▶ _Task goal_
Search the material and gather each line with "missing" in it.

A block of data
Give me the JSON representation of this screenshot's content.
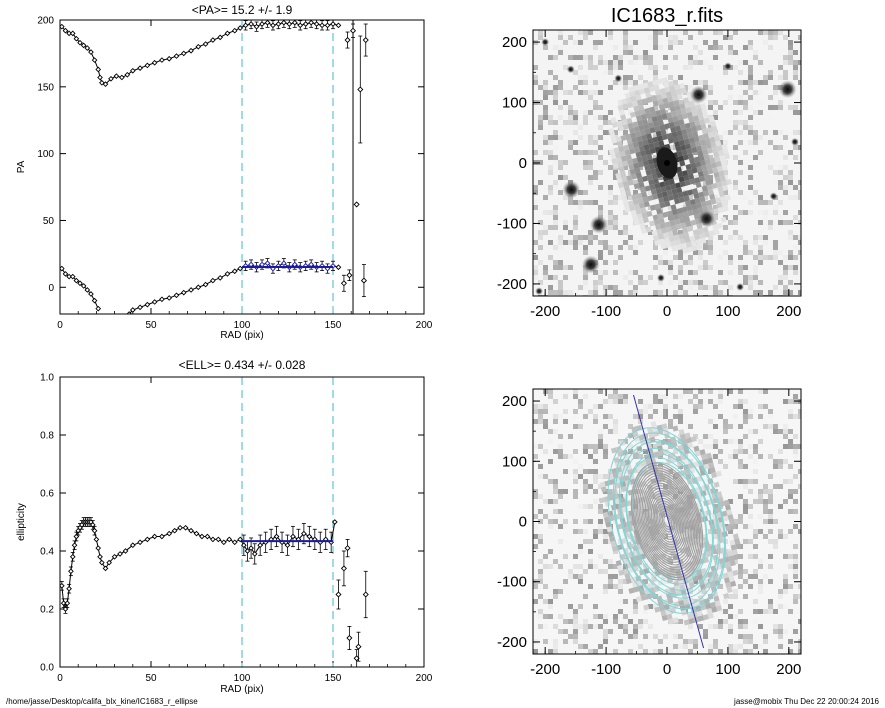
{
  "chart_data": [
    {
      "type": "scatter",
      "title": "<PA>=  15.2 +/-   1.9",
      "xlabel": "RAD (pix)",
      "ylabel": "PA",
      "xlim": [
        0,
        200
      ],
      "ylim": [
        -20,
        200
      ],
      "xticks": [
        0,
        50,
        100,
        150,
        200
      ],
      "yticks": [
        0,
        50,
        100,
        150,
        200
      ],
      "vlines_dashed": [
        100,
        150
      ],
      "vline_solid": 161,
      "fit_value": 15.2,
      "fit_range": [
        100,
        150
      ],
      "upper_branch": [
        [
          1,
          195
        ],
        [
          3,
          192
        ],
        [
          5,
          190
        ],
        [
          7,
          190
        ],
        [
          9,
          186
        ],
        [
          11,
          183
        ],
        [
          13,
          181
        ],
        [
          15,
          179
        ],
        [
          17,
          176
        ],
        [
          19,
          170
        ],
        [
          21,
          163
        ],
        [
          22,
          157
        ],
        [
          23,
          153
        ],
        [
          25,
          152
        ],
        [
          28,
          156
        ],
        [
          31,
          158
        ],
        [
          34,
          157
        ],
        [
          37,
          159
        ],
        [
          40,
          162
        ],
        [
          44,
          164
        ],
        [
          48,
          166
        ],
        [
          52,
          168
        ],
        [
          56,
          170
        ],
        [
          60,
          171
        ],
        [
          64,
          173
        ],
        [
          68,
          175
        ],
        [
          72,
          177
        ],
        [
          76,
          180
        ],
        [
          80,
          182
        ],
        [
          84,
          185
        ],
        [
          88,
          187
        ],
        [
          92,
          190
        ],
        [
          96,
          192
        ],
        [
          99,
          194
        ],
        [
          102,
          196
        ],
        [
          105,
          197
        ],
        [
          108,
          195
        ],
        [
          111,
          197
        ],
        [
          114,
          198
        ],
        [
          117,
          196
        ],
        [
          120,
          197
        ],
        [
          123,
          198
        ],
        [
          126,
          197
        ],
        [
          129,
          198
        ],
        [
          132,
          196
        ],
        [
          135,
          197
        ],
        [
          138,
          198
        ],
        [
          141,
          197
        ],
        [
          144,
          196
        ],
        [
          147,
          196
        ],
        [
          150,
          197
        ],
        [
          153,
          196
        ]
      ],
      "lower_branch": [
        [
          1,
          14
        ],
        [
          3,
          10
        ],
        [
          5,
          8
        ],
        [
          7,
          8
        ],
        [
          9,
          5
        ],
        [
          11,
          3
        ],
        [
          13,
          1
        ],
        [
          15,
          -2
        ],
        [
          17,
          -5
        ],
        [
          19,
          -10
        ],
        [
          21,
          -16
        ],
        [
          38,
          -20
        ],
        [
          40,
          -17
        ],
        [
          44,
          -15
        ],
        [
          48,
          -13
        ],
        [
          52,
          -11
        ],
        [
          56,
          -9
        ],
        [
          60,
          -8
        ],
        [
          64,
          -6
        ],
        [
          68,
          -4
        ],
        [
          72,
          -2
        ],
        [
          76,
          0
        ],
        [
          80,
          2
        ],
        [
          84,
          5
        ],
        [
          88,
          7
        ],
        [
          92,
          10
        ],
        [
          96,
          12
        ],
        [
          99,
          14
        ],
        [
          102,
          16
        ],
        [
          105,
          17
        ],
        [
          108,
          15
        ],
        [
          111,
          17
        ],
        [
          114,
          18
        ],
        [
          117,
          14
        ],
        [
          120,
          16
        ],
        [
          123,
          18
        ],
        [
          126,
          15
        ],
        [
          129,
          17
        ],
        [
          132,
          15
        ],
        [
          135,
          16
        ],
        [
          138,
          17
        ],
        [
          141,
          15
        ],
        [
          144,
          16
        ],
        [
          147,
          14
        ],
        [
          150,
          16
        ],
        [
          153,
          15
        ]
      ],
      "outer_points": [
        [
          156,
          3,
          6
        ],
        [
          159,
          9,
          4
        ],
        [
          163,
          62,
          0
        ],
        [
          165,
          148,
          40
        ],
        [
          167,
          5,
          12
        ],
        [
          158,
          185,
          6
        ],
        [
          168,
          185,
          12
        ],
        [
          161,
          192,
          5
        ]
      ]
    },
    {
      "type": "scatter",
      "title": "<ELL>= 0.434 +/-  0.028",
      "xlabel": "RAD (pix)",
      "ylabel": "ellipticity",
      "xlim": [
        0,
        200
      ],
      "ylim": [
        0,
        1
      ],
      "xticks": [
        0,
        50,
        100,
        150,
        200
      ],
      "yticks": [
        "0.0",
        "0.2",
        "0.4",
        "0.6",
        "0.8",
        "1.0"
      ],
      "vlines_dashed": [
        100,
        150
      ],
      "fit_value": 0.434,
      "fit_range": [
        100,
        150
      ],
      "points": [
        [
          1,
          0.28
        ],
        [
          2,
          0.22
        ],
        [
          3,
          0.2
        ],
        [
          4,
          0.22
        ],
        [
          5,
          0.27
        ],
        [
          6,
          0.33
        ],
        [
          7,
          0.38
        ],
        [
          8,
          0.42
        ],
        [
          9,
          0.45
        ],
        [
          10,
          0.47
        ],
        [
          11,
          0.48
        ],
        [
          12,
          0.49
        ],
        [
          13,
          0.5
        ],
        [
          14,
          0.5
        ],
        [
          15,
          0.5
        ],
        [
          16,
          0.5
        ],
        [
          17,
          0.5
        ],
        [
          18,
          0.49
        ],
        [
          19,
          0.47
        ],
        [
          20,
          0.44
        ],
        [
          21,
          0.41
        ],
        [
          22,
          0.38
        ],
        [
          23,
          0.36
        ],
        [
          25,
          0.34
        ],
        [
          27,
          0.36
        ],
        [
          30,
          0.38
        ],
        [
          33,
          0.39
        ],
        [
          36,
          0.4
        ],
        [
          40,
          0.42
        ],
        [
          44,
          0.43
        ],
        [
          48,
          0.44
        ],
        [
          52,
          0.45
        ],
        [
          56,
          0.45
        ],
        [
          60,
          0.46
        ],
        [
          63,
          0.47
        ],
        [
          66,
          0.48
        ],
        [
          69,
          0.48
        ],
        [
          72,
          0.47
        ],
        [
          75,
          0.46
        ],
        [
          78,
          0.45
        ],
        [
          81,
          0.45
        ],
        [
          84,
          0.44
        ],
        [
          87,
          0.44
        ],
        [
          90,
          0.43
        ],
        [
          93,
          0.44
        ],
        [
          96,
          0.43
        ],
        [
          99,
          0.44
        ],
        [
          101,
          0.42
        ],
        [
          103,
          0.4
        ],
        [
          105,
          0.41
        ],
        [
          107,
          0.39
        ],
        [
          110,
          0.42
        ],
        [
          113,
          0.43
        ],
        [
          116,
          0.44
        ],
        [
          119,
          0.45
        ],
        [
          122,
          0.43
        ],
        [
          125,
          0.42
        ],
        [
          128,
          0.45
        ],
        [
          131,
          0.44
        ],
        [
          134,
          0.46
        ],
        [
          137,
          0.45
        ],
        [
          140,
          0.44
        ],
        [
          143,
          0.43
        ],
        [
          146,
          0.44
        ],
        [
          149,
          0.43
        ],
        [
          151,
          0.5
        ]
      ],
      "outer_points": [
        [
          153,
          0.25,
          0.05
        ],
        [
          156,
          0.34,
          0.06
        ],
        [
          158,
          0.41,
          0.03
        ],
        [
          159,
          0.1,
          0.04
        ],
        [
          163,
          0.03,
          0.03
        ],
        [
          164,
          0.07,
          0.05
        ],
        [
          168,
          0.25,
          0.08
        ]
      ]
    },
    {
      "type": "heatmap",
      "title": "IC1683_r.fits",
      "xlim": [
        -220,
        220
      ],
      "ylim": [
        -220,
        220
      ],
      "xticks": [
        "-200",
        "-100",
        "0",
        "100",
        "200"
      ],
      "yticks": [
        "-200",
        "-100",
        "0",
        "100",
        "200"
      ],
      "galaxy_center": [
        0,
        0
      ],
      "galaxy_pa_deg": 15.2,
      "galaxy_ellipticity": 0.434,
      "stars": [
        [
          -157,
          -44
        ],
        [
          -112,
          -102
        ],
        [
          -125,
          -168
        ],
        [
          52,
          113
        ],
        [
          65,
          -92
        ],
        [
          198,
          122
        ],
        [
          -210,
          -212
        ],
        [
          -80,
          140
        ],
        [
          100,
          160
        ],
        [
          -200,
          200
        ],
        [
          -158,
          155
        ],
        [
          210,
          35
        ],
        [
          175,
          -55
        ],
        [
          -10,
          -190
        ],
        [
          120,
          -205
        ]
      ]
    },
    {
      "type": "heatmap",
      "xlim": [
        -220,
        220
      ],
      "ylim": [
        -220,
        220
      ],
      "xticks": [
        "-200",
        "-100",
        "0",
        "100",
        "200"
      ],
      "yticks": [
        "-200",
        "-100",
        "0",
        "100",
        "200"
      ],
      "contour_color_outer": "#7fd6d6",
      "contour_color_inner": "#a0a0a0",
      "axis_line_color": "#3333aa",
      "axis_line": [
        [
          -55,
          210
        ],
        [
          60,
          -210
        ]
      ]
    }
  ],
  "footer": {
    "left": "/home/jasse/Desktop/califa_blx_kine/IC1683_r_ellipse",
    "right": "jasse@mobix  Thu Dec 22 20:00:24 2016"
  },
  "colors": {
    "dashed": "#5ec6d6",
    "fit": "#1a1aa6",
    "points": "#000000"
  }
}
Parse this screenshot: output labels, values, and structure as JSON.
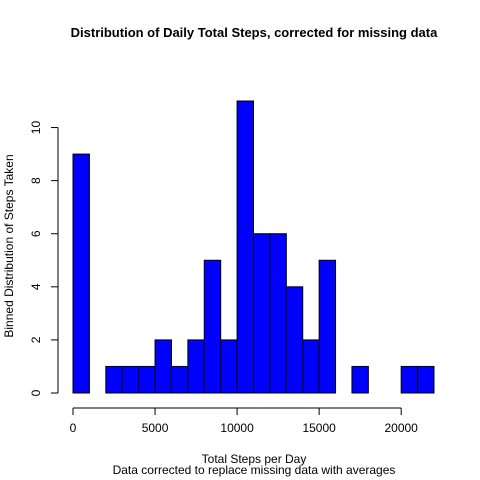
{
  "chart_data": {
    "type": "bar",
    "title": "Distribution of Daily Total Steps, corrected for missing data",
    "xlabel": "Total Steps per Day",
    "subtitle": "Data corrected to replace missing data with averages",
    "ylabel": "Binned Distribution of Steps Taken",
    "bin_width": 1000,
    "bins_start": [
      0,
      1000,
      2000,
      3000,
      4000,
      5000,
      6000,
      7000,
      8000,
      9000,
      10000,
      11000,
      12000,
      13000,
      14000,
      15000,
      16000,
      17000,
      18000,
      19000,
      20000,
      21000
    ],
    "values": [
      9,
      0,
      1,
      1,
      1,
      2,
      1,
      2,
      5,
      2,
      11,
      6,
      6,
      4,
      2,
      5,
      0,
      1,
      0,
      0,
      1,
      1
    ],
    "xlim": [
      0,
      22000
    ],
    "ylim": [
      0,
      11
    ],
    "x_ticks": [
      0,
      5000,
      10000,
      15000,
      20000
    ],
    "y_ticks": [
      0,
      2,
      4,
      6,
      8,
      10
    ],
    "bar_color": "#0000ff",
    "grid": false,
    "legend": "none"
  }
}
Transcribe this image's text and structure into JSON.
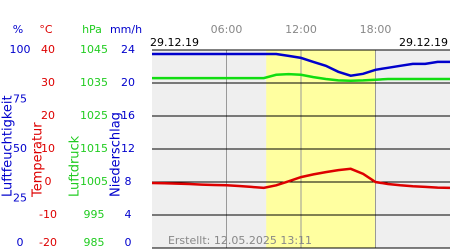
{
  "chart_data": {
    "type": "line",
    "date_left": "29.12.19",
    "date_right": "29.12.19",
    "credit": "Erstellt: 12.05.2025 13:11",
    "xlim": [
      0,
      24
    ],
    "xticks": [
      {
        "value": 6,
        "label": "06:00"
      },
      {
        "value": 12,
        "label": "12:00"
      },
      {
        "value": 18,
        "label": "18:00"
      }
    ],
    "highlight": [
      9.2,
      18
    ],
    "grid_axis": 3,
    "axes": [
      {
        "unit": "%",
        "label": "Luftfeuchtigkeit",
        "color": "#0000cc",
        "ylim": [
          0,
          100
        ],
        "yticks": [
          0,
          25,
          50,
          75,
          100
        ]
      },
      {
        "unit": "°C",
        "label": "Temperatur",
        "color": "#dd0000",
        "ylim": [
          -20,
          40
        ],
        "yticks": [
          -20,
          -10,
          0,
          10,
          20,
          30,
          40
        ]
      },
      {
        "unit": "hPa",
        "label": "Luftdruck",
        "color": "#22cc22",
        "ylim": [
          985,
          1045
        ],
        "yticks": [
          985,
          995,
          1005,
          1015,
          1025,
          1035,
          1045
        ]
      },
      {
        "unit": "mm/h",
        "label": "Niederschlag",
        "color": "#0000cc",
        "ylim": [
          0,
          24
        ],
        "yticks": [
          0,
          4,
          8,
          12,
          16,
          20,
          24
        ]
      }
    ],
    "x": [
      0,
      1,
      2,
      3,
      4,
      5,
      6,
      7,
      8,
      9,
      10,
      11,
      12,
      13,
      14,
      15,
      16,
      17,
      18,
      19,
      20,
      21,
      22,
      23,
      24
    ],
    "series": [
      {
        "axis": 0,
        "color": "#0000cc",
        "values": [
          98,
          98,
          98,
          98,
          98,
          98,
          98,
          98,
          98,
          98,
          98,
          97,
          96,
          94,
          92,
          89,
          87,
          88,
          90,
          91,
          92,
          93,
          93,
          94,
          94
        ]
      },
      {
        "axis": 2,
        "color": "#11dd11",
        "values": [
          1036.5,
          1036.5,
          1036.5,
          1036.5,
          1036.5,
          1036.5,
          1036.5,
          1036.5,
          1036.5,
          1036.5,
          1037.5,
          1037.7,
          1037.5,
          1036.8,
          1036.2,
          1035.8,
          1035.7,
          1035.8,
          1036.0,
          1036.2,
          1036.2,
          1036.2,
          1036.2,
          1036.2,
          1036.2
        ]
      },
      {
        "axis": 1,
        "color": "#dd0000",
        "values": [
          -0.3,
          -0.4,
          -0.5,
          -0.6,
          -0.8,
          -0.9,
          -1.0,
          -1.2,
          -1.5,
          -1.8,
          -1.0,
          0.2,
          1.5,
          2.3,
          3.0,
          3.6,
          4.0,
          2.5,
          0.0,
          -0.6,
          -1.0,
          -1.3,
          -1.5,
          -1.7,
          -1.8
        ]
      }
    ]
  }
}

▶ _Final answer_
    "title": "Distribution of Daily Total Steps, corrected for missing data",
    "subtitle": "Data corrected to replace missing data with averages",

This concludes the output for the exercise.